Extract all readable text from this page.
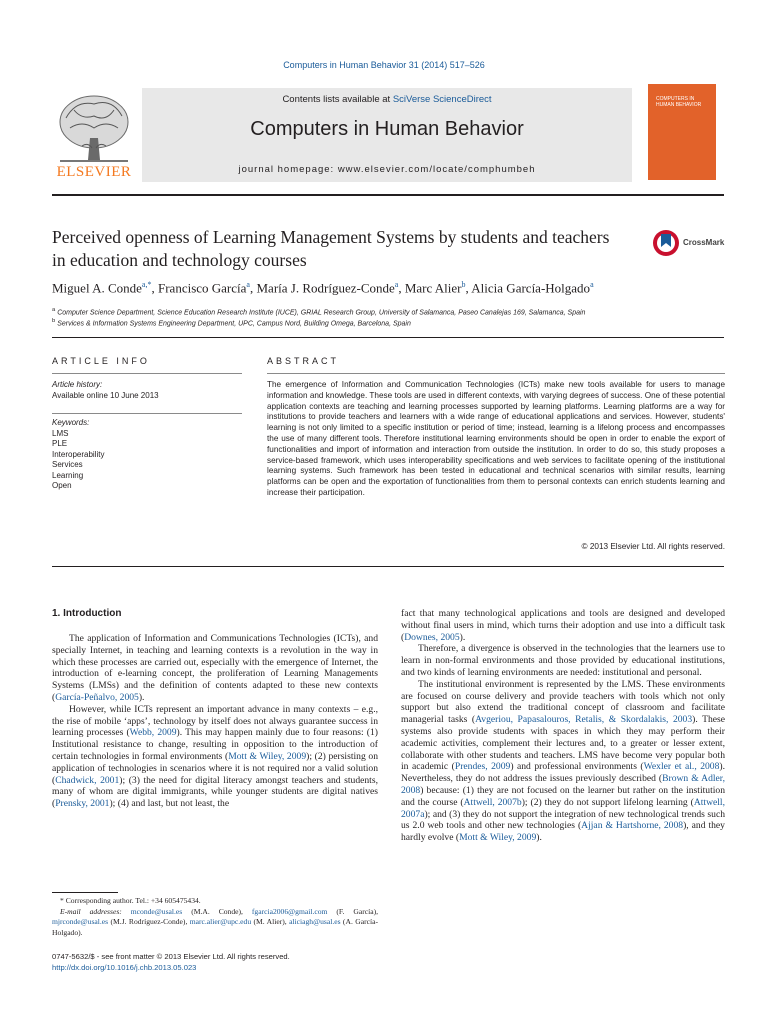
Computers in Human Behavior 31 (2014) 517–526
ELSEVIER
Contents lists available at SciVerse ScienceDirect
Computers in Human Behavior
journal homepage: www.elsevier.com/locate/comphumbeh
COMPUTERS IN HUMAN BEHAVIOR
Perceived openness of Learning Management Systems by students and teachers in education and technology courses
CrossMark
Miguel A. Conde$^{a,*}$, Francisco García$^a$, María J. Rodríguez-Conde$^a$, Marc Alier$^b$, Alicia García-Holgado$^a$
$^a$ Computer Science Department, Science Education Research Institute (IUCE), GRIAL Research Group, University of Salamanca, Paseo Canalejas 169, Salamanca, Spain
$^b$ Services & Information Systems Engineering Department, UPC, Campus Nord, Building Omega, Barcelona, Spain
ARTICLE INFO
Article history:
Available online 10 June 2013
Keywords:
LMS
PLE
Interoperability
Services
Learning
Open
ABSTRACT
The emergence of Information and Communication Technologies (ICTs) make new tools available for users to manage information and knowledge. These tools are used in different contexts, with varying degrees of success. One of these potential application contexts are teaching and learning processes supported by learning platforms. Learning platforms are a way for institutions to provide teachers and learners with a wide range of educational applications and services. However, students' learning is not only limited to a specific institution or period of time; instead, learning is a lifelong process and encompasses the use of many different tools. Therefore institutional learning environments should be open in order to enable the export of functionalities and import of information and interaction from outside the institution. In order to do so, this study proposes a service-based framework, which uses interoperability specifications and web services to facilitate opening of the institutional learning systems. Such framework has been tested in educational and technical scenarios with similar results, learning platforms can be open and the exportation of functionalities from them to personal contexts can enrich students learning and increase their participation.
© 2013 Elsevier Ltd. All rights reserved.
1. Introduction

The application of Information and Communications Technologies (ICTs), and specially Internet, in teaching and learning contexts is a revolution in the way in which these processes are carried out, especially with the emergence of Internet, the introduction of e-learning concept, the proliferation of Learning Managements Systems (LMSs) and the definition of contents adapted to these new contexts (García-Peñalvo, 2005).

However, while ICTs represent an important advance in many contexts – e.g., the rise of mobile ‘apps’, technology by itself does not always guarantee success in learning processes (Webb, 2009). This may happen mainly due to four reasons: (1) Institutional resistance to change, resulting in opposition to the introduction of certain technologies in formal environments (Mott & Wiley, 2009); (2) persisting on application of technologies in scenarios where it is not required nor a valid solution (Chadwick, 2001); (3) the need for digital literacy amongst teachers and students, many of whom are digital immigrants, while younger students are digital natives (Prensky, 2001); (4) and last, but not least, the

fact that many technological applications and tools are designed and developed without final users in mind, which turns their adoption and use into a difficult task (Downes, 2005).

Therefore, a divergence is observed in the technologies that the learners use to learn in non-formal environments and those provided by educational institutions, and two kinds of learning environments are needed: institutional and personal.

The institutional environment is represented by the LMS. These environments are focused on course delivery and provide teachers with tools which not only support but also extend the traditional concept of classroom and facilitate managerial tasks (Avgeriou, Papasalouros, Retalis, & Skordalakis, 2003). These systems also provide students with spaces in which they may perform their academic activities, complement their lectures and, to a greater or lesser extent, collaborate with other students and teachers. LMS have become very popular both in academic (Prendes, 2009) and professional environments (Wexler et al., 2008). Nevertheless, they do not address the issues previously described (Brown & Adler, 2008) because: (1) they are not focused on the learner but rather on the institution and the course (Attwell, 2007b); (2) they do not support lifelong learning (Attwell, 2007a); and (3) they do not support the integration of new technological trends such us 2.0 web tools and other new technologies (Ajjan & Hartshorne, 2008), and they hardly evolve (Mott & Wiley, 2009).

* Corresponding author. Tel.: +34 605475434.

E-mail addresses: mconde@usal.es (M.A. Conde), fgarcia2006@gmail.com (F. García), mjrconde@usal.es (M.J. Rodríguez-Conde), marc.alier@upc.edu (M. Alier), aliciagh@usal.es (A. García-Holgado).

0747-5632/$ - see front matter © 2013 Elsevier Ltd. All rights reserved.
http://dx.doi.org/10.1016/j.chb.2013.05.023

········

* EXERCISE AIM:
Your task is to copy the entries in full and exactly, without any images.

* ANSWER TO THE TASK:
Extract all readable text from this page.
Computers in Human Behavior 31 (2014) 517–526
ELSEVIER
Contents lists available at SciVerse ScienceDirect
Computers in Human Behavior
journal homepage: www.elsevier.com/locate/comphumbeh
COMPUTERS IN HUMAN BEHAVIOR
Perceived openness of Learning Management Systems by students and teachers in education and technology courses
CrossMark
Miguel A. Conde$^{a,*}$, Francisco García$^a$, María J. Rodríguez-Conde$^a$, Marc Alier$^b$, Alicia García-Holgado$^a$
$^a$ Computer Science Department, Science Education Research Institute (IUCE), GRIAL Research Group, University of Salamanca, Paseo Canalejas 169, Salamanca, Spain
$^b$ Services & Information Systems Engineering Department, UPC, Campus Nord, Building Omega, Barcelona, Spain
ARTICLE INFO
Article history:
Available online 10 June 2013
Keywords:
LMS
PLE
Interoperability
Services
Learning
Open
ABSTRACT
The emergence of Information and Communication Technologies (ICTs) make new tools available for users to manage information and knowledge. These tools are used in different contexts, with varying degrees of success. One of these potential application contexts are teaching and learning processes supported by learning platforms. Learning platforms are a way for institutions to provide teachers and learners with a wide range of educational applications and services. However, students' learning is not only limited to a specific institution or period of time; instead, learning is a lifelong process and encompasses the use of many different tools. Therefore institutional learning environments should be open in order to enable the export of functionalities and import of information and interaction from outside the institution. In order to do so, this study proposes a service-based framework, which uses interoperability specifications and web services to facilitate opening of the institutional learning systems. Such framework has been tested in educational and technical scenarios with similar results, learning platforms can be open and the exportation of functionalities from them to personal contexts can enrich students learning and increase their participation.
© 2013 Elsevier Ltd. All rights reserved.
1. Introduction

The application of Information and Communications Technologies (ICTs), and specially Internet, in teaching and learning contexts is a revolution in the way in which these processes are carried out, especially with the emergence of Internet, the introduction of e-learning concept, the proliferation of Learning Managements Systems (LMSs) and the definition of contents adapted to these new contexts (García-Peñalvo, 2005).

However, while ICTs represent an important advance in many contexts – e.g., the rise of mobile ‘apps’, technology by itself does not always guarantee success in learning processes (Webb, 2009). This may happen mainly due to four reasons: (1) Institutional resistance to change, resulting in opposition to the introduction of certain technologies in formal environments (Mott & Wiley, 2009); (2) persisting on application of technologies in scenarios where it is not required nor a valid solution (Chadwick, 2001); (3) the need for digital literacy amongst teachers and students, many of whom are digital immigrants, while younger students are digital natives (Prensky, 2001); (4) and last, but not least, the

fact that many technological applications and tools are designed and developed without final users in mind, which turns their adoption and use into a difficult task (Downes, 2005).

Therefore, a divergence is observed in the technologies that the learners use to learn in non-formal environments and those provided by educational institutions, and two kinds of learning environments are needed: institutional and personal.

The institutional environment is represented by the LMS. These environments are focused on course delivery and provide teachers with tools which not only support but also extend the traditional concept of classroom and facilitate managerial tasks (Avgeriou, Papasalouros, Retalis, & Skordalakis, 2003). These systems also provide students with spaces in which they may perform their academic activities, complement their lectures and, to a greater or lesser extent, collaborate with other students and teachers. LMS have become very popular both in academic (Prendes, 2009) and professional environments (Wexler et al., 2008). Nevertheless, they do not address the issues previously described (Brown & Adler, 2008) because: (1) they are not focused on the learner but rather on the institution and the course (Attwell, 2007b); (2) they do not support lifelong learning (Attwell, 2007a); and (3) they do not support the integration of new technological trends such us 2.0 web tools and other new technologies (Ajjan & Hartshorne, 2008), and they hardly evolve (Mott & Wiley, 2009).

* Corresponding author. Tel.: +34 605475434.

E-mail addresses: mconde@usal.es (M.A. Conde), fgarcia2006@gmail.com (F. García), mjrconde@usal.es (M.J. Rodríguez-Conde), marc.alier@upc.edu (M. Alier), aliciagh@usal.es (A. García-Holgado).

0747-5632/$ - see front matter © 2013 Elsevier Ltd. All rights reserved.
http://dx.doi.org/10.1016/j.chb.2013.05.023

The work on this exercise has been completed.